Material for this exercise |
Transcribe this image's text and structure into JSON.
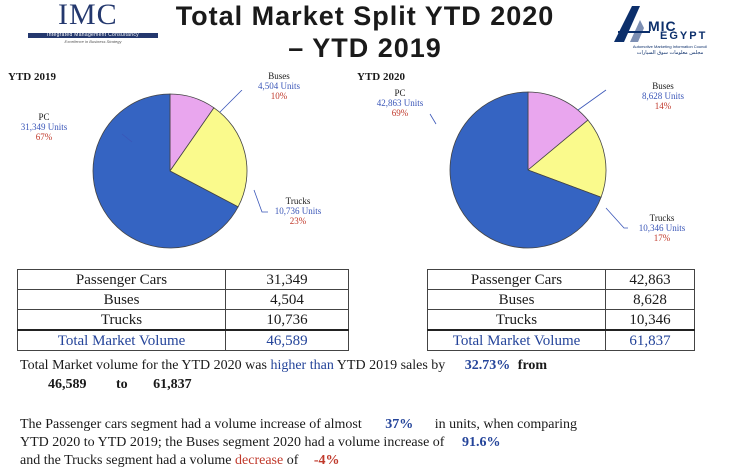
{
  "header": {
    "imc_logo_name": "IMC",
    "imc_logo_subtitle": "Integrated Management Consultancy",
    "imc_logo_tagline": "Excellence in Business Strategy",
    "title_line1": "Total Market Split YTD 2020",
    "title_line2": "– YTD 2019",
    "amic_text1": "MIC",
    "amic_text2": "EGYPT",
    "amic_subtitle": "Automotive Marketing Information Council",
    "amic_arabic": "مجلس معلومات سوق السيارات"
  },
  "chart_data": [
    {
      "type": "pie",
      "title": "YTD 2019",
      "start_angle_deg": 90,
      "slices": [
        {
          "label": "PC",
          "units": "31,349 Units",
          "value": 31349,
          "percent": "67%",
          "color": "#3564c2"
        },
        {
          "label": "Buses",
          "units": "4,504 Units",
          "value": 4504,
          "percent": "10%",
          "color": "#e9a6ee"
        },
        {
          "label": "Trucks",
          "units": "10,736 Units",
          "value": 10736,
          "percent": "23%",
          "color": "#fafa8c"
        }
      ]
    },
    {
      "type": "pie",
      "title": "YTD 2020",
      "start_angle_deg": 90,
      "slices": [
        {
          "label": "PC",
          "units": "42,863 Units",
          "value": 42863,
          "percent": "69%",
          "color": "#3564c2"
        },
        {
          "label": "Buses",
          "units": "8,628 Units",
          "value": 8628,
          "percent": "14%",
          "color": "#e9a6ee"
        },
        {
          "label": "Trucks",
          "units": "10,346 Units",
          "value": 10346,
          "percent": "17%",
          "color": "#fafa8c"
        }
      ]
    }
  ],
  "tables": {
    "ytd2019": {
      "rows": [
        {
          "label": "Passenger Cars",
          "value": "31,349"
        },
        {
          "label": "Buses",
          "value": "4,504"
        },
        {
          "label": "Trucks",
          "value": "10,736"
        }
      ],
      "total_label": "Total Market Volume",
      "total_value": "46,589"
    },
    "ytd2020": {
      "rows": [
        {
          "label": "Passenger Cars",
          "value": "42,863"
        },
        {
          "label": "Buses",
          "value": "8,628"
        },
        {
          "label": "Trucks",
          "value": "10,346"
        }
      ],
      "total_label": "Total Market Volume",
      "total_value": "61,837"
    }
  },
  "summary": {
    "line1_a": "Total Market volume for the YTD 2020 was ",
    "line1_b": "higher than",
    "line1_c": " YTD 2019 sales by",
    "line1_pct": "32.73%",
    "line1_from": "from",
    "line2_a": "46,589",
    "line2_to": "to",
    "line2_b": "61,837",
    "p2_line1_a": "The Passenger cars segment had a volume increase of almost",
    "p2_line1_pct": "37%",
    "p2_line1_b": "in units, when comparing",
    "p2_line2_a": "YTD 2020 to YTD 2019; the Buses segment 2020  had a volume increase of",
    "p2_line2_pct": "91.6%",
    "p2_line3_a": " and the Trucks segment had a volume ",
    "p2_line3_dec": "decrease",
    "p2_line3_of": " of",
    "p2_line3_pct": "-4%"
  }
}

Task requirements | Go through the lines above. Select every one that has the string "segment".

Finished exercise |
    "p2_line1_a": "The Passenger cars segment had a volume increase of almost",
    "p2_line2_a": "YTD 2020 to YTD 2019; the Buses segment 2020  had a volume increase of",
    "p2_line3_a": " and the Trucks segment had a volume ",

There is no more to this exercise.